Exercise aim -
Each record below must be returned exactly as shown.
### Stored rows
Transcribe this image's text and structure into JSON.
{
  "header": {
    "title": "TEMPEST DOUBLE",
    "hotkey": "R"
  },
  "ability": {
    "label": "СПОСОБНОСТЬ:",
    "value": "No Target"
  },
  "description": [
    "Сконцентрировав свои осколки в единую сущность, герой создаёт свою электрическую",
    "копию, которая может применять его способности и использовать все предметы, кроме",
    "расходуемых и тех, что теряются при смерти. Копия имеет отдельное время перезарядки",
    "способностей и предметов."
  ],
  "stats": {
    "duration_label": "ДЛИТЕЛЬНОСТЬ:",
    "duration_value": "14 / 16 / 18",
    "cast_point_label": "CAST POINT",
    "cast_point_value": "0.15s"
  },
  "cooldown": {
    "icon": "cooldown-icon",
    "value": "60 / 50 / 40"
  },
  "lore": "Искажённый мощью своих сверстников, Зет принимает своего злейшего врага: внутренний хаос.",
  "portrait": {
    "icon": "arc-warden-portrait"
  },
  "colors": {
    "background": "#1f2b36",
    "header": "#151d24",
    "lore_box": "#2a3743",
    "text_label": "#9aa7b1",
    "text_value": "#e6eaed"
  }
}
######
Finished answer -
Transcribe this image's text and structure into JSON.
{
  "header": {
    "title": "TEMPEST DOUBLE",
    "hotkey": "R"
  },
  "ability": {
    "label": "СПОСОБНОСТЬ:",
    "value": "No Target"
  },
  "description": [
    "Сконцентрировав свои осколки в единую сущность, герой создаёт свою электрическую",
    "копию, которая может применять его способности и использовать все предметы, кроме",
    "расходуемых и тех, что теряются при смерти. Копия имеет отдельное время перезарядки",
    "способностей и предметов."
  ],
  "stats": {
    "duration_label": "ДЛИТЕЛЬНОСТЬ:",
    "duration_value": "14 / 16 / 18",
    "cast_point_label": "CAST POINT",
    "cast_point_value": "0.15s"
  },
  "cooldown": {
    "icon": "cooldown-icon",
    "value": "60 / 50 / 40"
  },
  "lore": "Искажённый мощью своих сверстников, Зет принимает своего злейшего врага: внутренний хаос.",
  "portrait": {
    "icon": "arc-warden-portrait"
  },
  "colors": {
    "background": "#1f2b36",
    "header": "#151d24",
    "lore_box": "#2a3743",
    "text_label": "#9aa7b1",
    "text_value": "#e6eaed"
  }
}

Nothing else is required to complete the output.